=== Problem details ===
Your task is to copy each line that has the word "subreddit".
################
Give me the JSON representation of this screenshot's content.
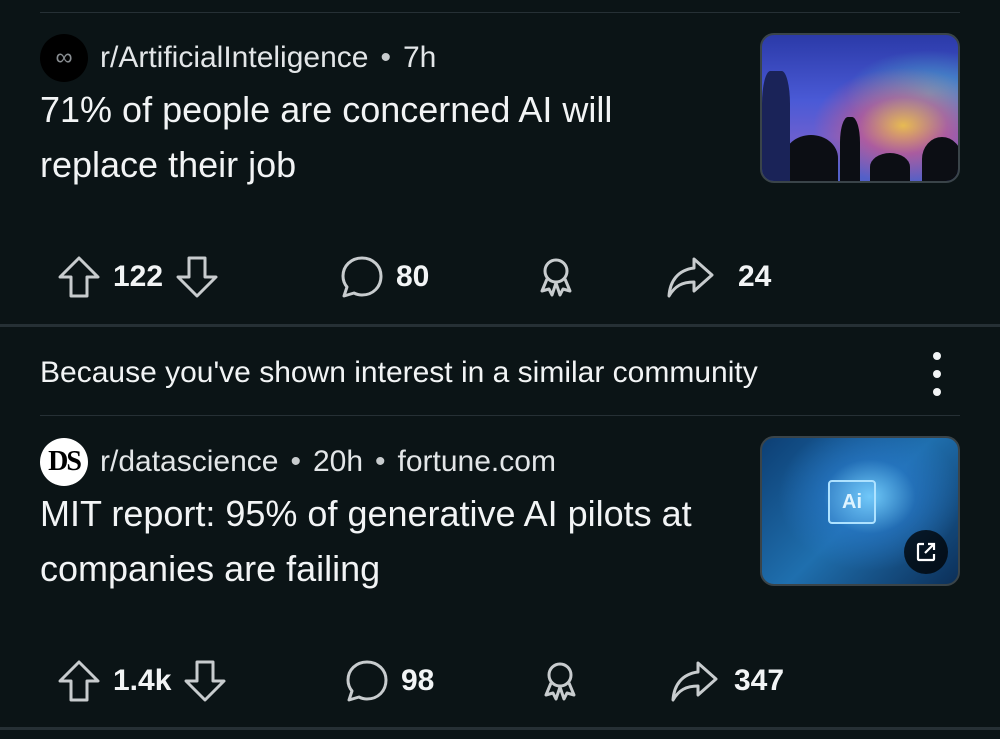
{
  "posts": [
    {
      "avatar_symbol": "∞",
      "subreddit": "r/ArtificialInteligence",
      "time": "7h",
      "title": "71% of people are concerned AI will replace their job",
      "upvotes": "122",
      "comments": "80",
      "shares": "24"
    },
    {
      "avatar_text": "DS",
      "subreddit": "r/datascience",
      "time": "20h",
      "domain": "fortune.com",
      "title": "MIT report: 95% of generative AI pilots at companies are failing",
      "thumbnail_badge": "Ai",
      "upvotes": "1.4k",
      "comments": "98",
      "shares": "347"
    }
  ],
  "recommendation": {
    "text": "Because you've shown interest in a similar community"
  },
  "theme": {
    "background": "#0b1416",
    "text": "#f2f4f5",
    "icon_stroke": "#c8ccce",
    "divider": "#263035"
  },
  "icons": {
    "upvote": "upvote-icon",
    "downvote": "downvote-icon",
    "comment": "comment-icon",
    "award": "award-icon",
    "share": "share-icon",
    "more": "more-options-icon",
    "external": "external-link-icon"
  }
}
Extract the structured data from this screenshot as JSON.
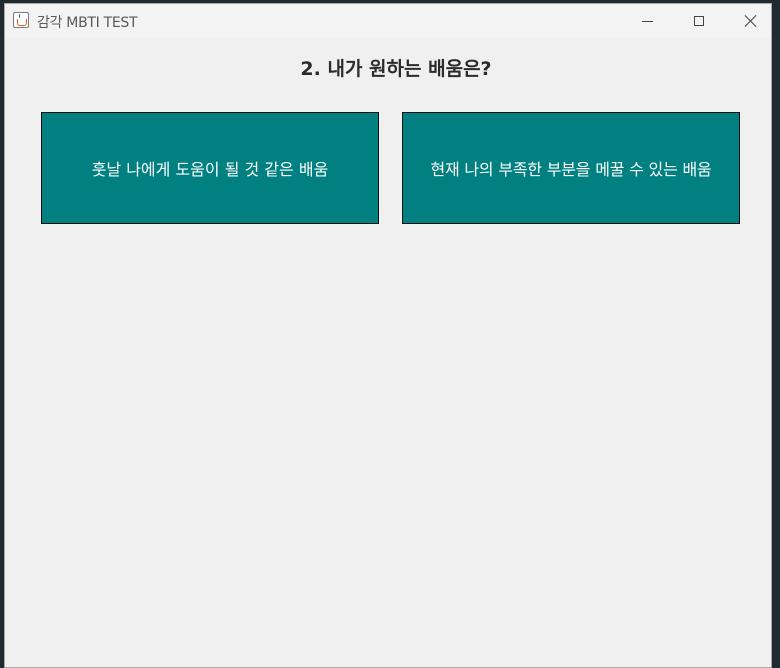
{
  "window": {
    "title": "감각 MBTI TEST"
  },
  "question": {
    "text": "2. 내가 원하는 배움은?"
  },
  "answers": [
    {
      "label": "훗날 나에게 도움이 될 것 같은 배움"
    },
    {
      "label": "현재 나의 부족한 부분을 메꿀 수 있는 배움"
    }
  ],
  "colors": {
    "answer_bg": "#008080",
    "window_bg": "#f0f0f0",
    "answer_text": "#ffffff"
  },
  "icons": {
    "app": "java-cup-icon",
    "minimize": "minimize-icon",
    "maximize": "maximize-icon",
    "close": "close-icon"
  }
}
################
=== Result ===
      "subreddit": "r/ArtificialInteligence",
      "subreddit": "r/datascience",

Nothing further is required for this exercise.